INSTRUCCIONES DE TRABAJO:
Sintetice en dos oraciones el texto sobre la Academia de la Historia de Cuba.

TEXTO SELECCIONADO:

ACADEMIA DE LA HISTORIA DE CUBA
Fue creada por Decreto Presidencial fechado el 20 de agosto de 1910, e inaugurada el 10 de octubre del propio año. Tuvo en sus inicios carácter independiente, adscrita a la Secretaría de Instrucción Pública y Bellas Artes; en julio de 1914 se le concedió personalidad jurídica propia y plena capacidad civil para todos los efectos legales. Estuvo dirigida por un presidente de honor, que debía ser a su vez el secretario de Instrucción Pública y Bellas Artes, un presidente efectivo, treinta académicos de número residentes en La Habana, treinta académicos correspondientes residentes en las provincias o en el extranjero, un secretario y un bibliotecario. El primer presidente fue Fernando Figueredo (en la imagen del post), sustituido tras una corta etapa por Evelio Rodríguez Lendián. Los objetivos fundamentales de la Academia fueron investigar, adquirir, coleccionar y clasificar todos aquellos documentos que en mayor o menor grado pudieran ser una contribución al enriquecimiento de nuestra historia. Además, se preocupó por salvar los objetos que constituyeran recuerdos históricos. Organizó concursos, ofreció conferencias y publicó monografías, colecciones y documentos. Contó con un archivo compuesto por más de diez mil documentos, entre los cuales figuran originales de Carlos Manuel de Céspedes y Salvador Cisneros Betancourt y copias valiosas extraídas del Archivo de Indias, relacionadas con la historia de Cuba. En 1919 apareció el primer tomo de Anales de la Academia de La Historia, publicado bajo la dirección de Domingo Figarola-Caneda. Su último número apareció en 1956. También editó, entre 1944 y 1956, un Anuario que recogía en sus páginas las actividades y diversas cuestiones administrativas relacionadas con la institución. Desaparecida en 1960, su archivo y biblioteca pasaron al Archivo Nacional de la Academia de Ciencias de Cuba y al Archivo Histórico de la Revolución.

Datos de comprensión de documentos:
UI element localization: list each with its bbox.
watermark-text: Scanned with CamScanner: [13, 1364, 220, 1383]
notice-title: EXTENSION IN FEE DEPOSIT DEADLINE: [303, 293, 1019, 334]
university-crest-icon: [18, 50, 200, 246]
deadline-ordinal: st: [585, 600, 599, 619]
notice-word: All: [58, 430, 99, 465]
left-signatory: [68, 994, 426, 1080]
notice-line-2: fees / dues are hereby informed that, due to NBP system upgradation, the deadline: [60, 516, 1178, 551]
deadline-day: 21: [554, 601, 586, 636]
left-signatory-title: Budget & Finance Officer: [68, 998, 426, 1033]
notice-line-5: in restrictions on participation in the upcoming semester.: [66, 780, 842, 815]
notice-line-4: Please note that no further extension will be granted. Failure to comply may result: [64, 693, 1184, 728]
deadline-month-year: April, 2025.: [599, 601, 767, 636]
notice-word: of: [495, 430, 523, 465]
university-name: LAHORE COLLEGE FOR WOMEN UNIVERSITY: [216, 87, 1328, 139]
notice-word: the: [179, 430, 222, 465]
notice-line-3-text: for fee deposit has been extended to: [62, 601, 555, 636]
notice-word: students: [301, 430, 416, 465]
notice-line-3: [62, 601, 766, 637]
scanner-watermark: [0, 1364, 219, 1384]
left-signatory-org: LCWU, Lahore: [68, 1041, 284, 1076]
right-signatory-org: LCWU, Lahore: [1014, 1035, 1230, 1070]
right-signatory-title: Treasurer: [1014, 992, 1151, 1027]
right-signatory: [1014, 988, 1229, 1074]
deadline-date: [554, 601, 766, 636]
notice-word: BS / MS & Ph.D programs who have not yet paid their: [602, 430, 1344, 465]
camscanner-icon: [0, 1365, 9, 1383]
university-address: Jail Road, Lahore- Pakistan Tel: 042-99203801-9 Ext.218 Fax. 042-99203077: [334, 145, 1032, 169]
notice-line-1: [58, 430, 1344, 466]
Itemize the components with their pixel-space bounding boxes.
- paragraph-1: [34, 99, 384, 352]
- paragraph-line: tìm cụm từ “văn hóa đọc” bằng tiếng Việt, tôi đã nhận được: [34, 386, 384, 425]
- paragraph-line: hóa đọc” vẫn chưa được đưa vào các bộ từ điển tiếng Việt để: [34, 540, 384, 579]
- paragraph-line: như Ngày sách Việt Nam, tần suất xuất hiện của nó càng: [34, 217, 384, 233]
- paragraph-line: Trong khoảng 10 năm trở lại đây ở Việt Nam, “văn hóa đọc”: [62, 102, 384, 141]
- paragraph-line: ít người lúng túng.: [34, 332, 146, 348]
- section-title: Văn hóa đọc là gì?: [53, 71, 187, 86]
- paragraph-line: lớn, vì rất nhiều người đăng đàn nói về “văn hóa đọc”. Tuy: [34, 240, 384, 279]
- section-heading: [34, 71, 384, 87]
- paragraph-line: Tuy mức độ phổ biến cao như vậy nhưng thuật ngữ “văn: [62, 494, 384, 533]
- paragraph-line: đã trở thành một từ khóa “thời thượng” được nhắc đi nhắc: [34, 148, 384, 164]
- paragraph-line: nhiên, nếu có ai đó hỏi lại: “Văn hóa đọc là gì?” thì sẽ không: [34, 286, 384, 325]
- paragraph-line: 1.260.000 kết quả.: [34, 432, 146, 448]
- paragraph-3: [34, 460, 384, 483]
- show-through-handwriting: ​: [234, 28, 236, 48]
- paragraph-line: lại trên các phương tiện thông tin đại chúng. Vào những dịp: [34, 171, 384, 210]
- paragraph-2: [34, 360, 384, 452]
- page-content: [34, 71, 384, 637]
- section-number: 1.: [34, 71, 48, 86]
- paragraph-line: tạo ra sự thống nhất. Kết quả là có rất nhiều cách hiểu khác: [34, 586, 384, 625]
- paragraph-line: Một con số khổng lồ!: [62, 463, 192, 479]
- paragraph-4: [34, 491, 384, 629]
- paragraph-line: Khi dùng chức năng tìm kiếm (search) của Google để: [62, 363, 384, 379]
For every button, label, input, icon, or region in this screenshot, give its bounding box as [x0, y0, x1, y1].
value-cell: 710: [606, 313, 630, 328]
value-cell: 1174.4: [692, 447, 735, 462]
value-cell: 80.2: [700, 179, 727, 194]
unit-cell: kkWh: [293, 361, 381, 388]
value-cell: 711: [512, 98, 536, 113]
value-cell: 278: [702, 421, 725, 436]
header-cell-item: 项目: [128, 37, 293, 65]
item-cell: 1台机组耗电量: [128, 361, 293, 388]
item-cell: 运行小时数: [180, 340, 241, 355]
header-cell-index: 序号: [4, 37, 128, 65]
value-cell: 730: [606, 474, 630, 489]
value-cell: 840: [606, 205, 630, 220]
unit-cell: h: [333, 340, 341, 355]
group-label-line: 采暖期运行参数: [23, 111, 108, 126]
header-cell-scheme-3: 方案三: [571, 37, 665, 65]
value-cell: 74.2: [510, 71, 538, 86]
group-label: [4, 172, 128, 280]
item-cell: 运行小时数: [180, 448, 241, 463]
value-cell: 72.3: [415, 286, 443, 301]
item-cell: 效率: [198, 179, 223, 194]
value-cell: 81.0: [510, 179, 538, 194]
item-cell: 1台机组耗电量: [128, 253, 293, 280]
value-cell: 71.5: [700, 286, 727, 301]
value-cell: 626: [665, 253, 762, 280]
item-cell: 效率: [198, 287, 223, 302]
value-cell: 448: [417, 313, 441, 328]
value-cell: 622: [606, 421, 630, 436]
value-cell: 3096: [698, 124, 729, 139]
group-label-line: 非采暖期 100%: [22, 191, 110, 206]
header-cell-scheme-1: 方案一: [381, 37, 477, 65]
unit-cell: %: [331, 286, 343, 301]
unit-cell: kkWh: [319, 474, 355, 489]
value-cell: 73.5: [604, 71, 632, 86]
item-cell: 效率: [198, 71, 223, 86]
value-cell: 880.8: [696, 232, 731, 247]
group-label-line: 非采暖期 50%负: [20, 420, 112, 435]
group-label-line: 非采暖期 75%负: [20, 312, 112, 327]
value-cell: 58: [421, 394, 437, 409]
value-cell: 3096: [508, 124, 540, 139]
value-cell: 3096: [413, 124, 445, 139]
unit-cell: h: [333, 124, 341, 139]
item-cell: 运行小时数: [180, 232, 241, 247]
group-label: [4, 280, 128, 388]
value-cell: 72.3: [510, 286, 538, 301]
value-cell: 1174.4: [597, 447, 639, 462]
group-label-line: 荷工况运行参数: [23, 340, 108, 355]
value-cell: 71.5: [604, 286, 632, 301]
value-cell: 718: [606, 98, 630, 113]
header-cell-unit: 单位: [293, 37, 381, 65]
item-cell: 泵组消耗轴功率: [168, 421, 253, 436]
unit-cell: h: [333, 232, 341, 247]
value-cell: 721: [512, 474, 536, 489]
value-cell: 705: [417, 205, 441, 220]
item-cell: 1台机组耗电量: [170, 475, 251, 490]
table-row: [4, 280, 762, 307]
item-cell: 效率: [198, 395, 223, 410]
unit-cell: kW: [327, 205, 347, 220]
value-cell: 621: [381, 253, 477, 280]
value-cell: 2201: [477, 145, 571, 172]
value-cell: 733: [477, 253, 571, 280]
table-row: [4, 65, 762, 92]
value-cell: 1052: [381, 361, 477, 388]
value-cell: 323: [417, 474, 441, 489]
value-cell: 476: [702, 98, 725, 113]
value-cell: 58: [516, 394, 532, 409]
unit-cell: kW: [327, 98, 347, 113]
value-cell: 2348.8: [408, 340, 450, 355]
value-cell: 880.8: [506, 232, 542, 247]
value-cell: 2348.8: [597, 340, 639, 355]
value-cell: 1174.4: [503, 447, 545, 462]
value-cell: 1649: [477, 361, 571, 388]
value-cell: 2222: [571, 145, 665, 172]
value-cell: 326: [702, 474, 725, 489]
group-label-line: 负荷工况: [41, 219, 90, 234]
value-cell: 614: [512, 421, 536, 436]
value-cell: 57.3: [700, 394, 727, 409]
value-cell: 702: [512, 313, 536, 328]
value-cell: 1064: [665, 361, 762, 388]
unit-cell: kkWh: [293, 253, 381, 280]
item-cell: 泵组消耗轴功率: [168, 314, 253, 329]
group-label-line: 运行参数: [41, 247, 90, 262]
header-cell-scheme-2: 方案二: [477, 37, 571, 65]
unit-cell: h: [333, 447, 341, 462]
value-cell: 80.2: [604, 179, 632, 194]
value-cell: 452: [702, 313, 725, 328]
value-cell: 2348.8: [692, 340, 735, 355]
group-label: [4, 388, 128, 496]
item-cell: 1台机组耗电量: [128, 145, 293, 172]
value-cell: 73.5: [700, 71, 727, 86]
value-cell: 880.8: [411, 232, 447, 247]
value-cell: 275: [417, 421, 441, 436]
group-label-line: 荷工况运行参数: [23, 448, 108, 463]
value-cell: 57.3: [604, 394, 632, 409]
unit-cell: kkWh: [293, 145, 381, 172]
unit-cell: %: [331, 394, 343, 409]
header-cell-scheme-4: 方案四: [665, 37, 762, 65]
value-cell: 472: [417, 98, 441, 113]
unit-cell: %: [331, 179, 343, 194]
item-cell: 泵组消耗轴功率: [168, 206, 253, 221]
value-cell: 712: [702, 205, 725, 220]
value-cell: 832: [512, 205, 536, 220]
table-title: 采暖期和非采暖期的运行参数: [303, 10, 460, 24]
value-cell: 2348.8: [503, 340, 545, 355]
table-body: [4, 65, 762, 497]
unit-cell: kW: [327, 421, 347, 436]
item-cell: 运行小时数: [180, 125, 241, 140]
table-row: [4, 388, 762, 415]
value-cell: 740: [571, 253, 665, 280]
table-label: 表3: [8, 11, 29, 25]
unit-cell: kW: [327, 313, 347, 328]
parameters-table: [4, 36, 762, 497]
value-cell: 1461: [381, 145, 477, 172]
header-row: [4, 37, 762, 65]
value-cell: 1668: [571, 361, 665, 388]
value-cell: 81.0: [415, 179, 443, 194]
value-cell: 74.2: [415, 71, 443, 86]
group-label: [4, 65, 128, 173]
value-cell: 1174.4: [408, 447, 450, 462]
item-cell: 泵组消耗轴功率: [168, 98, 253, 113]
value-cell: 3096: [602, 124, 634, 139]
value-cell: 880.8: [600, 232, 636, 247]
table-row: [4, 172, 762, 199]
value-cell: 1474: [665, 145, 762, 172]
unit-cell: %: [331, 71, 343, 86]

RESULTADO:
La Academia de la Historia de Cuba fue creada por decreto presidencial el 20 de agosto de 1910 e inaugurada el 10 de octubre de ese año, con el objetivo fundamental de investigar, adquirir, coleccionar y clasificar documentos que contribuyeran al enriquecimiento de la historia de Cuba. Organizó concursos, ofreció conferencias y publicó monografías y los Anales entre 1919 y 1956, y desapareció en 1960, cuando su archivo y biblioteca pasaron al Archivo Nacional de la Academia de Ciencias de Cuba y al Archivo Histórico de la Revolución.